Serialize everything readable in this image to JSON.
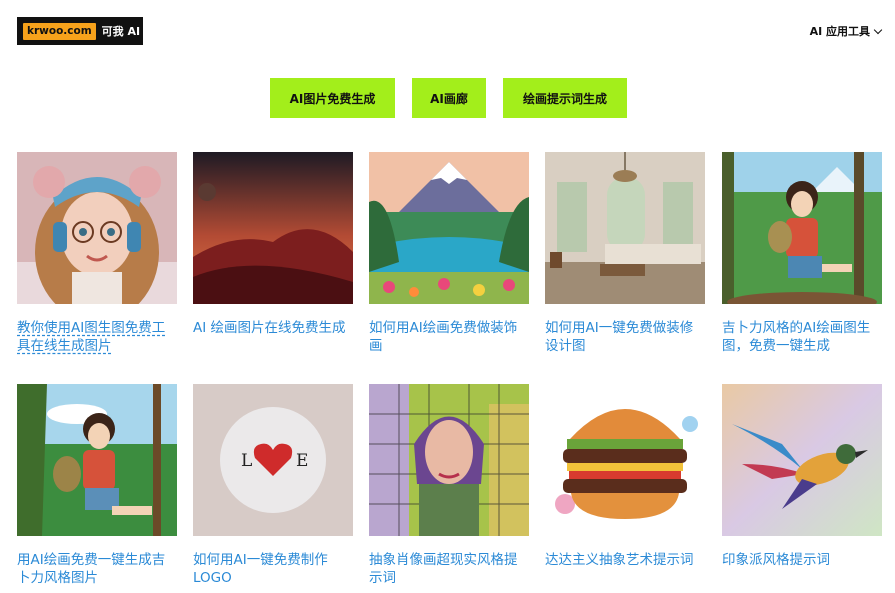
{
  "header": {
    "logo_badge": "krwoo.com",
    "logo_text": "可我 AI",
    "menu_label": "AI 应用工具"
  },
  "buttons": [
    {
      "label": "AI图片免费生成"
    },
    {
      "label": "AI画廊"
    },
    {
      "label": "绘画提示词生成"
    }
  ],
  "gallery": [
    {
      "title": "教你使用AI图生图免费工具在线生成图片",
      "image": "girl-with-headphones"
    },
    {
      "title": "AI 绘画图片在线免费生成",
      "image": "red-desert-dunes"
    },
    {
      "title": "如何用AI绘画免费做装饰画",
      "image": "mountain-lake-landscape"
    },
    {
      "title": "如何用AI一键免费做装修设计图",
      "image": "living-room-interior"
    },
    {
      "title": "吉卜力风格的AI绘画图生图，免费一键生成",
      "image": "ghibli-girl-mountains"
    },
    {
      "title": "用AI绘画免费一键生成吉卜力风格图片",
      "image": "ghibli-girl-backpack"
    },
    {
      "title": "如何用AI一键免费制作LOGO",
      "image": "love-heart-logo"
    },
    {
      "title": "抽象肖像画超现实风格提示词",
      "image": "abstract-portrait"
    },
    {
      "title": "达达主义抽象艺术提示词",
      "image": "dada-burger"
    },
    {
      "title": "印象派风格提示词",
      "image": "impressionist-bird"
    }
  ]
}
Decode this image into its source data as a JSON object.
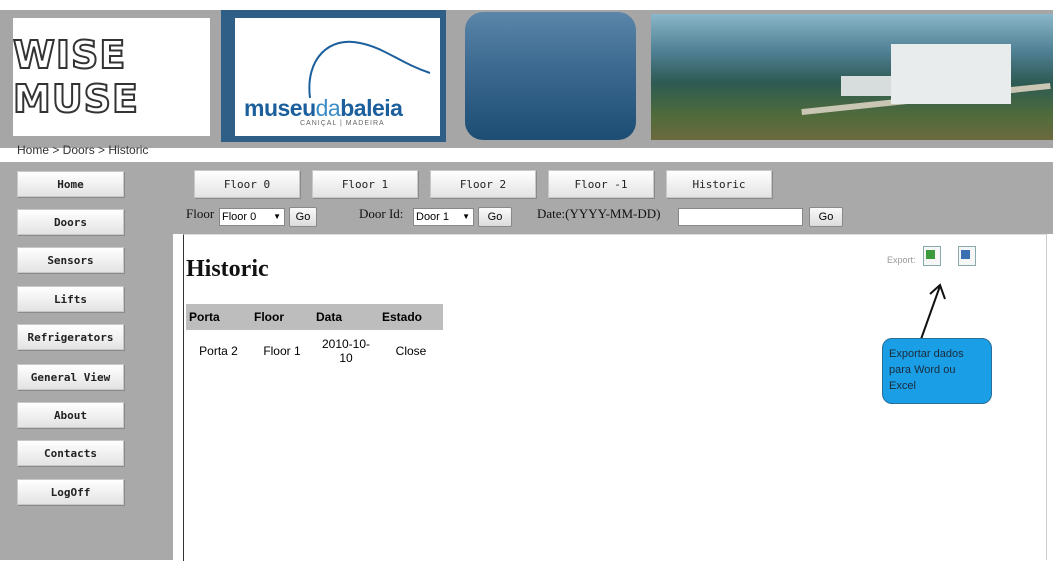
{
  "header": {
    "wise_logo": "WISE MUSE",
    "museu_logo": {
      "a": "museu",
      "b": "da",
      "c": "baleia"
    },
    "museu_subtitle": "CANIÇAL | MADEIRA"
  },
  "breadcrumb": "Home > Doors > Historic",
  "sidebar": {
    "items": [
      "Home",
      "Doors",
      "Sensors",
      "Lifts",
      "Refrigerators",
      "General View",
      "About",
      "Contacts",
      "LogOff"
    ]
  },
  "tabs": [
    "Floor 0",
    "Floor 1",
    "Floor 2",
    "Floor -1",
    "Historic"
  ],
  "filters": {
    "floor_label": "Floor",
    "floor_value": "Floor 0",
    "door_label": "Door Id:",
    "door_value": "Door 1",
    "date_label": "Date:(YYYY-MM-DD)",
    "date_value": "",
    "go": "Go"
  },
  "main": {
    "title": "Historic",
    "export_label": "Export:",
    "callout": "Exportar dados para Word ou Excel",
    "table": {
      "headers": [
        "Porta",
        "Floor",
        "Data",
        "Estado"
      ],
      "rows": [
        [
          "Porta 2",
          "Floor 1",
          "2010-10-10",
          "Close"
        ]
      ]
    }
  },
  "colors": {
    "sidebar_bg": "#a9a9a9",
    "callout_bg": "#1a9ee6",
    "brand_blue": "#1b5f9c"
  }
}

**WRITTEN PROBLEM:** Copy out all the entries exactly. Images stay out of the copy.

**EXERCISE SOLUTION:**
Serialize everything readable in this image to JSON.
{
  "header": {
    "logo_badge": "krwoo.com",
    "logo_text": "可我 AI",
    "menu_label": "AI 应用工具"
  },
  "buttons": [
    {
      "label": "AI图片免费生成"
    },
    {
      "label": "AI画廊"
    },
    {
      "label": "绘画提示词生成"
    }
  ],
  "gallery": [
    {
      "title": "教你使用AI图生图免费工具在线生成图片",
      "image": "girl-with-headphones"
    },
    {
      "title": "AI 绘画图片在线免费生成",
      "image": "red-desert-dunes"
    },
    {
      "title": "如何用AI绘画免费做装饰画",
      "image": "mountain-lake-landscape"
    },
    {
      "title": "如何用AI一键免费做装修设计图",
      "image": "living-room-interior"
    },
    {
      "title": "吉卜力风格的AI绘画图生图，免费一键生成",
      "image": "ghibli-girl-mountains"
    },
    {
      "title": "用AI绘画免费一键生成吉卜力风格图片",
      "image": "ghibli-girl-backpack"
    },
    {
      "title": "如何用AI一键免费制作LOGO",
      "image": "love-heart-logo"
    },
    {
      "title": "抽象肖像画超现实风格提示词",
      "image": "abstract-portrait"
    },
    {
      "title": "达达主义抽象艺术提示词",
      "image": "dada-burger"
    },
    {
      "title": "印象派风格提示词",
      "image": "impressionist-bird"
    }
  ]
}
Decode this image into its source data as a JSON object.
{
  "header": {
    "wise_logo": "WISE MUSE",
    "museu_logo": {
      "a": "museu",
      "b": "da",
      "c": "baleia"
    },
    "museu_subtitle": "CANIÇAL | MADEIRA"
  },
  "breadcrumb": "Home > Doors > Historic",
  "sidebar": {
    "items": [
      "Home",
      "Doors",
      "Sensors",
      "Lifts",
      "Refrigerators",
      "General View",
      "About",
      "Contacts",
      "LogOff"
    ]
  },
  "tabs": [
    "Floor 0",
    "Floor 1",
    "Floor 2",
    "Floor -1",
    "Historic"
  ],
  "filters": {
    "floor_label": "Floor",
    "floor_value": "Floor 0",
    "door_label": "Door Id:",
    "door_value": "Door 1",
    "date_label": "Date:(YYYY-MM-DD)",
    "date_value": "",
    "go": "Go"
  },
  "main": {
    "title": "Historic",
    "export_label": "Export:",
    "callout": "Exportar dados para Word ou Excel",
    "table": {
      "headers": [
        "Porta",
        "Floor",
        "Data",
        "Estado"
      ],
      "rows": [
        [
          "Porta 2",
          "Floor 1",
          "2010-10-10",
          "Close"
        ]
      ]
    }
  },
  "colors": {
    "sidebar_bg": "#a9a9a9",
    "callout_bg": "#1a9ee6",
    "brand_blue": "#1b5f9c"
  }
}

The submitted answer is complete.